What is being asked » Reproduce word for word the part of the market commentary below starting with "Fourth…IF earnings start" and going on through "FALLING BOND YIELDS.".

Given text »

Second, we have worries about EVEN MORE INFLATION.
Just recently, inflation was measured at 5.4% YEAR OVER YEAR, which was the largest increase on record in over a decade. Even though the Federal Reserve said that inflation was transitionary due to supply chain shortages, excess demand, as measuring from the bottom of the market…not even THEY were prepared for the numbers that came in, and that prompted the evaluation that – MAYBE – they’ll need to raise interest rates a little sooner than they expected.
Number three: Potentially lower company EARNINGS
Now that things are slowly “Getting back to normal,” as soon as pent up demand begins to stabilize – the worry becomes: are the BEST EARNINGS BEHIND US? And BECAUSE the stock market is FORWARD THINKING…it doesn’t care so much about the next few weeks, but instead…what’s going to happen in the next YEAR? And…right now, it looks as though investors feel like things will start to slow back down.
Fourth…IF earnings start slowing down…then company VALUATIONS are going to come into question…and, you know what THAT MEANS…stock PRICES will go down.
And FIFTH – we have FALLING BOND YIELDS.
But, the Bull Market Case is as follows:
First, JP Morgan thinks a lot of these concerns are overblown – and the SP500 will end the year around 4600. Plus, many re-opening stocks are 30-50% off their recent high – so, that could be a good value to buy in.

Layout element annotations

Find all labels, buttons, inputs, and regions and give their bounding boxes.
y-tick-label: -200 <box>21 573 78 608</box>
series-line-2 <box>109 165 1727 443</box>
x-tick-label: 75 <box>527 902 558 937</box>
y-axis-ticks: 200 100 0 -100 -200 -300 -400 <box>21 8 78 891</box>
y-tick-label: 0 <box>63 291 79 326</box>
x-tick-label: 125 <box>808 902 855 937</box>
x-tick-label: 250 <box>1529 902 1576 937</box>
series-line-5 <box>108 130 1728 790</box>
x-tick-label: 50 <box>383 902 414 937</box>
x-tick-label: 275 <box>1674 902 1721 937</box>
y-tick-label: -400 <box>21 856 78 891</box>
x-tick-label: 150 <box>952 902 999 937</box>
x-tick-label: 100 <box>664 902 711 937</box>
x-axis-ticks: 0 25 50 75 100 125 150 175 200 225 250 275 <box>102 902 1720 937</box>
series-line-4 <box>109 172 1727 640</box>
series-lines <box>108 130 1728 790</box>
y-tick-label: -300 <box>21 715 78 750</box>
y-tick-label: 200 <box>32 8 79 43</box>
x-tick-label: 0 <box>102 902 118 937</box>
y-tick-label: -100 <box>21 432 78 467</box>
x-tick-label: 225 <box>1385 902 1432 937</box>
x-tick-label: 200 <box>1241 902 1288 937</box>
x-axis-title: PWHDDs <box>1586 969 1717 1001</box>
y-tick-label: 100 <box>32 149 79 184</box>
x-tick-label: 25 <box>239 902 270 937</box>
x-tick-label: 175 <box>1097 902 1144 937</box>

Answer to this task »
Fourth…IF earnings start slowing down…then company VALUATIONS are going to come into question…and, you know what THAT MEANS…stock PRICES will go down.
And FIFTH – we have FALLING BOND YIELDS.